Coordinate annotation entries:
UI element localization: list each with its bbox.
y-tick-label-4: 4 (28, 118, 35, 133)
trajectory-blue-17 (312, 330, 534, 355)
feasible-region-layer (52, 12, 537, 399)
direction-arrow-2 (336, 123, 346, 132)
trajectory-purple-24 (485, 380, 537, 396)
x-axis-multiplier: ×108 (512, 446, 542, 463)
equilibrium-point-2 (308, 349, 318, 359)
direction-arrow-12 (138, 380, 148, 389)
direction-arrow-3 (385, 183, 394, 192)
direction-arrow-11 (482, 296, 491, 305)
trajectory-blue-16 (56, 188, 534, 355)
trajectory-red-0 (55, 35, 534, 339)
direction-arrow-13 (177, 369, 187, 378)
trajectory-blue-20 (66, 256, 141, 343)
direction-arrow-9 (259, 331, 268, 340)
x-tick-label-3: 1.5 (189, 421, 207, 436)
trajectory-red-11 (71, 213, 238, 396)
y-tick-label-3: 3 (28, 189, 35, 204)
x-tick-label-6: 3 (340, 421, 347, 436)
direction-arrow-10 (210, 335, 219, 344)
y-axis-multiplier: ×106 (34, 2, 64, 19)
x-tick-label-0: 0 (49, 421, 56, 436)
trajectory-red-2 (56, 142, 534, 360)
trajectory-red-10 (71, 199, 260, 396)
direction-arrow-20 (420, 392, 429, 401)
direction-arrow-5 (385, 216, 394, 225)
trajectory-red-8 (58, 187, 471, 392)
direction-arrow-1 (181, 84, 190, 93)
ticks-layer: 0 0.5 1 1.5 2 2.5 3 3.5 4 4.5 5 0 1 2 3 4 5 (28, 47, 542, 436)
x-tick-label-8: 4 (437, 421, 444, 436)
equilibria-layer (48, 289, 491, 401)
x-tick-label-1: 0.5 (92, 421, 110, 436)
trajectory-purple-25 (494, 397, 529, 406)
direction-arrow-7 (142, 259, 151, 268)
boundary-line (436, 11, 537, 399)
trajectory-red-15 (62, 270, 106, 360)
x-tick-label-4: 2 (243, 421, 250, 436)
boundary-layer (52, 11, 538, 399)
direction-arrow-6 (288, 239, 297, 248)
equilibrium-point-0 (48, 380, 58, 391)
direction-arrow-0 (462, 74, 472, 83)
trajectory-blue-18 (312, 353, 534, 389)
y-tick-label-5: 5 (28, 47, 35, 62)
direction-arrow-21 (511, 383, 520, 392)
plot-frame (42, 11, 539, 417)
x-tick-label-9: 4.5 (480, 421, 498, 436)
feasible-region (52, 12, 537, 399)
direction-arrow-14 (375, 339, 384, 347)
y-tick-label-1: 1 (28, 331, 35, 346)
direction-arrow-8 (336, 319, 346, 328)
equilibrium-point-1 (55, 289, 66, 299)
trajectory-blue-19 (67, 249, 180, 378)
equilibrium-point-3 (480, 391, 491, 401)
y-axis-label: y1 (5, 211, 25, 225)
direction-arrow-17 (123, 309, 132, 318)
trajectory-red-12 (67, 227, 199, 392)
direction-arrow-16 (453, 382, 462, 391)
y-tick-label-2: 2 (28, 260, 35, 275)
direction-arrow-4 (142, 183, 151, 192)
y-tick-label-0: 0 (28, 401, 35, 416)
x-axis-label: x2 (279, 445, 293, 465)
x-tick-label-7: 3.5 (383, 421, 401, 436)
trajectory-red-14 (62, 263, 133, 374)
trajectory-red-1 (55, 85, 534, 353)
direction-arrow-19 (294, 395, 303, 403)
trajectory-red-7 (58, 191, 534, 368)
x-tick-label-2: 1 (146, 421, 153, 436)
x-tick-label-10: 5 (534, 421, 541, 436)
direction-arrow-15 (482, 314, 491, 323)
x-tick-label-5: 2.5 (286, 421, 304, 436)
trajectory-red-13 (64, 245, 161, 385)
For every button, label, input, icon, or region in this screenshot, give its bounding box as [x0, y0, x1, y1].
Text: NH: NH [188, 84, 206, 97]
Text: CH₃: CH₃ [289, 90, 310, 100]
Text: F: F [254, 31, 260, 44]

PROBLEM TO SOLVE — Reproduce every one of the entries above word for word, keeping each line unchanged.

ANSWER FOR THE TASK —
UI element localization: list each with its bbox.
y-tick-label-4: 4 (28, 118, 35, 133)
trajectory-blue-17 (312, 330, 534, 355)
feasible-region-layer (52, 12, 537, 399)
direction-arrow-2 (336, 123, 346, 132)
trajectory-purple-24 (485, 380, 537, 396)
x-axis-multiplier: ×108 (512, 446, 542, 463)
equilibrium-point-2 (308, 349, 318, 359)
direction-arrow-12 (138, 380, 148, 389)
direction-arrow-3 (385, 183, 394, 192)
direction-arrow-11 (482, 296, 491, 305)
trajectory-blue-16 (56, 188, 534, 355)
trajectory-red-0 (55, 35, 534, 339)
direction-arrow-13 (177, 369, 187, 378)
trajectory-blue-20 (66, 256, 141, 343)
direction-arrow-9 (259, 331, 268, 340)
x-tick-label-3: 1.5 (189, 421, 207, 436)
trajectory-red-11 (71, 213, 238, 396)
y-tick-label-3: 3 (28, 189, 35, 204)
x-tick-label-6: 3 (340, 421, 347, 436)
direction-arrow-10 (210, 335, 219, 344)
y-axis-multiplier: ×106 (34, 2, 64, 19)
x-tick-label-0: 0 (49, 421, 56, 436)
trajectory-red-2 (56, 142, 534, 360)
trajectory-red-10 (71, 199, 260, 396)
direction-arrow-20 (420, 392, 429, 401)
direction-arrow-5 (385, 216, 394, 225)
trajectory-red-8 (58, 187, 471, 392)
direction-arrow-1 (181, 84, 190, 93)
ticks-layer: 0 0.5 1 1.5 2 2.5 3 3.5 4 4.5 5 0 1 2 3 4 5 (28, 47, 542, 436)
x-tick-label-8: 4 (437, 421, 444, 436)
equilibria-layer (48, 289, 491, 401)
x-tick-label-1: 0.5 (92, 421, 110, 436)
trajectory-purple-25 (494, 397, 529, 406)
direction-arrow-7 (142, 259, 151, 268)
boundary-line (436, 11, 537, 399)
trajectory-red-15 (62, 270, 106, 360)
x-tick-label-4: 2 (243, 421, 250, 436)
boundary-layer (52, 11, 538, 399)
direction-arrow-6 (288, 239, 297, 248)
equilibrium-point-0 (48, 380, 58, 391)
direction-arrow-0 (462, 74, 472, 83)
trajectory-blue-18 (312, 353, 534, 389)
y-tick-label-5: 5 (28, 47, 35, 62)
direction-arrow-21 (511, 383, 520, 392)
plot-frame (42, 11, 539, 417)
x-tick-label-9: 4.5 (480, 421, 498, 436)
feasible-region (52, 12, 537, 399)
direction-arrow-14 (375, 339, 384, 347)
y-tick-label-1: 1 (28, 331, 35, 346)
direction-arrow-8 (336, 319, 346, 328)
equilibrium-point-1 (55, 289, 66, 299)
trajectory-blue-19 (67, 249, 180, 378)
equilibrium-point-3 (480, 391, 491, 401)
y-axis-label: y1 (5, 211, 25, 225)
direction-arrow-17 (123, 309, 132, 318)
trajectory-red-12 (67, 227, 199, 392)
direction-arrow-16 (453, 382, 462, 391)
y-tick-label-2: 2 (28, 260, 35, 275)
direction-arrow-4 (142, 183, 151, 192)
y-tick-label-0: 0 (28, 401, 35, 416)
x-axis-label: x2 (279, 445, 293, 465)
x-tick-label-7: 3.5 (383, 421, 401, 436)
trajectory-red-14 (62, 263, 133, 374)
trajectory-red-1 (55, 85, 534, 353)
direction-arrow-19 (294, 395, 303, 403)
trajectory-red-7 (58, 191, 534, 368)
x-tick-label-2: 1 (146, 421, 153, 436)
x-tick-label-10: 5 (534, 421, 541, 436)
direction-arrow-15 (482, 314, 491, 323)
x-tick-label-5: 2.5 (286, 421, 304, 436)
trajectory-red-13 (64, 245, 161, 385)
For every button, label, input, icon, or region in this screenshot, give its bounding box as [x0, y0, x1, y1].
Text: NH: NH [188, 84, 206, 97]
Text: CH₃: CH₃ [289, 90, 310, 100]
Text: F: F [254, 31, 260, 44]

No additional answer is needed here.